* Prompt: Each entry needs to be restated exactly as written.

(Records)
※ ※ ※

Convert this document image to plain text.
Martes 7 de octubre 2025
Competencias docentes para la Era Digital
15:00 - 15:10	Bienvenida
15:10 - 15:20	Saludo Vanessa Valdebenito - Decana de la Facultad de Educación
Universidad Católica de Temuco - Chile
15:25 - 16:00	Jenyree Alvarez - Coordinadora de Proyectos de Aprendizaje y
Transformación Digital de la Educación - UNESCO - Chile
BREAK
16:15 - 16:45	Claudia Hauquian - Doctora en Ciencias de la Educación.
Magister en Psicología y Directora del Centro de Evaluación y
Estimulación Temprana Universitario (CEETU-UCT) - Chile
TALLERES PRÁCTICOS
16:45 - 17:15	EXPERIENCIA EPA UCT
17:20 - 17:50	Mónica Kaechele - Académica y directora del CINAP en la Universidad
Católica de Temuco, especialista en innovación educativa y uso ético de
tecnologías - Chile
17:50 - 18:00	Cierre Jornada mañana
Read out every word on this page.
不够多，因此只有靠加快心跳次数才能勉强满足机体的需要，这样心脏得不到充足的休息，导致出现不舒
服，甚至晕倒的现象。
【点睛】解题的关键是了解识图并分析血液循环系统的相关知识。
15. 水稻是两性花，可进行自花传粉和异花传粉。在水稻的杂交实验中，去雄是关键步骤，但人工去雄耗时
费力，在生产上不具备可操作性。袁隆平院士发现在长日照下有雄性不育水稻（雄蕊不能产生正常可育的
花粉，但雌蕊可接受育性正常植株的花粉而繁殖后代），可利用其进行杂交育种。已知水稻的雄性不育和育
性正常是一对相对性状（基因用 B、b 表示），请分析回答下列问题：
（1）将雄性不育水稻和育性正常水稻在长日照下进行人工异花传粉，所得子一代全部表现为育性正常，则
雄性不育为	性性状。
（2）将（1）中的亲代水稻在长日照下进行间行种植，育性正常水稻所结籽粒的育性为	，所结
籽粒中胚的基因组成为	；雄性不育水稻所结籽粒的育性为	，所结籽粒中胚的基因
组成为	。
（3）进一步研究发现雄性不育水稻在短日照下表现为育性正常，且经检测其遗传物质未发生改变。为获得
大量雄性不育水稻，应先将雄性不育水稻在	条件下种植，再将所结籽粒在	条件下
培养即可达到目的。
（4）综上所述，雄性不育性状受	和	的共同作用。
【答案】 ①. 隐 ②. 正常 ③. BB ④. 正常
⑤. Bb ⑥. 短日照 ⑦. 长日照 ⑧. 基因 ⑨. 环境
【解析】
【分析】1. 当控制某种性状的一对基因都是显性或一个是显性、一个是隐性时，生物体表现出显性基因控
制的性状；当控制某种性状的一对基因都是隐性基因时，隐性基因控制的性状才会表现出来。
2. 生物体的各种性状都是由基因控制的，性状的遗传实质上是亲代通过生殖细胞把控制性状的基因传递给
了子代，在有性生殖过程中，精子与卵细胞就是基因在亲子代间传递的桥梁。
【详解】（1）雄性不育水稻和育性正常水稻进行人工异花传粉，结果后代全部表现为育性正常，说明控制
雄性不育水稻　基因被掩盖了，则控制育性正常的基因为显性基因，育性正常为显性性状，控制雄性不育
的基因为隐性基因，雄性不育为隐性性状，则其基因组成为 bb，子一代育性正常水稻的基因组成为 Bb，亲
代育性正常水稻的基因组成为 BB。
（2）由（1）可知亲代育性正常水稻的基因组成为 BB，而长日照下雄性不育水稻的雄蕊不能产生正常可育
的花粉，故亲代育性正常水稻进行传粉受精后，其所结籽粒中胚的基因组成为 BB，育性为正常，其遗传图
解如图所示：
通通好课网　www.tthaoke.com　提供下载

※ ※ ※

* The completed task:
Convert this document image to plain text.
Martes 7 de octubre 2025
Competencias docentes para la Era Digital
15:00 - 15:10	Bienvenida
15:10 - 15:20	Saludo Vanessa Valdebenito - Decana de la Facultad de Educación
Universidad Católica de Temuco - Chile
15:25 - 16:00	Jenyree Alvarez - Coordinadora de Proyectos de Aprendizaje y
Transformación Digital de la Educación - UNESCO - Chile
BREAK
16:15 - 16:45	Claudia Hauquian - Doctora en Ciencias de la Educación.
Magister en Psicología y Directora del Centro de Evaluación y
Estimulación Temprana Universitario (CEETU-UCT) - Chile
TALLERES PRÁCTICOS
16:45 - 17:15	EXPERIENCIA EPA UCT
17:20 - 17:50	Mónica Kaechele - Académica y directora del CINAP en la Universidad
Católica de Temuco, especialista en innovación educativa y uso ético de
tecnologías - Chile
17:50 - 18:00	Cierre Jornada mañana
Read out every word on this page.
不够多，因此只有靠加快心跳次数才能勉强满足机体的需要，这样心脏得不到充足的休息，导致出现不舒
服，甚至晕倒的现象。
【点睛】解题的关键是了解识图并分析血液循环系统的相关知识。
15. 水稻是两性花，可进行自花传粉和异花传粉。在水稻的杂交实验中，去雄是关键步骤，但人工去雄耗时
费力，在生产上不具备可操作性。袁隆平院士发现在长日照下有雄性不育水稻（雄蕊不能产生正常可育的
花粉，但雌蕊可接受育性正常植株的花粉而繁殖后代），可利用其进行杂交育种。已知水稻的雄性不育和育
性正常是一对相对性状（基因用 B、b 表示），请分析回答下列问题：
（1）将雄性不育水稻和育性正常水稻在长日照下进行人工异花传粉，所得子一代全部表现为育性正常，则
雄性不育为	性性状。
（2）将（1）中的亲代水稻在长日照下进行间行种植，育性正常水稻所结籽粒的育性为	，所结
籽粒中胚的基因组成为	；雄性不育水稻所结籽粒的育性为	，所结籽粒中胚的基因
组成为	。
（3）进一步研究发现雄性不育水稻在短日照下表现为育性正常，且经检测其遗传物质未发生改变。为获得
大量雄性不育水稻，应先将雄性不育水稻在	条件下种植，再将所结籽粒在	条件下
培养即可达到目的。
（4）综上所述，雄性不育性状受	和	的共同作用。
【答案】 ①. 隐 ②. 正常 ③. BB ④. 正常
⑤. Bb ⑥. 短日照 ⑦. 长日照 ⑧. 基因 ⑨. 环境
【解析】
【分析】1. 当控制某种性状的一对基因都是显性或一个是显性、一个是隐性时，生物体表现出显性基因控
制的性状；当控制某种性状的一对基因都是隐性基因时，隐性基因控制的性状才会表现出来。
2. 生物体的各种性状都是由基因控制的，性状的遗传实质上是亲代通过生殖细胞把控制性状的基因传递给
了子代，在有性生殖过程中，精子与卵细胞就是基因在亲子代间传递的桥梁。
【详解】（1）雄性不育水稻和育性正常水稻进行人工异花传粉，结果后代全部表现为育性正常，说明控制
雄性不育水稻　基因被掩盖了，则控制育性正常的基因为显性基因，育性正常为显性性状，控制雄性不育
的基因为隐性基因，雄性不育为隐性性状，则其基因组成为 bb，子一代育性正常水稻的基因组成为 Bb，亲
代育性正常水稻的基因组成为 BB。
（2）由（1）可知亲代育性正常水稻的基因组成为 BB，而长日照下雄性不育水稻的雄蕊不能产生正常可育
的花粉，故亲代育性正常水稻进行传粉受精后，其所结籽粒中胚的基因组成为 BB，育性为正常，其遗传图
解如图所示：
通通好课网　www.tthaoke.com　提供下载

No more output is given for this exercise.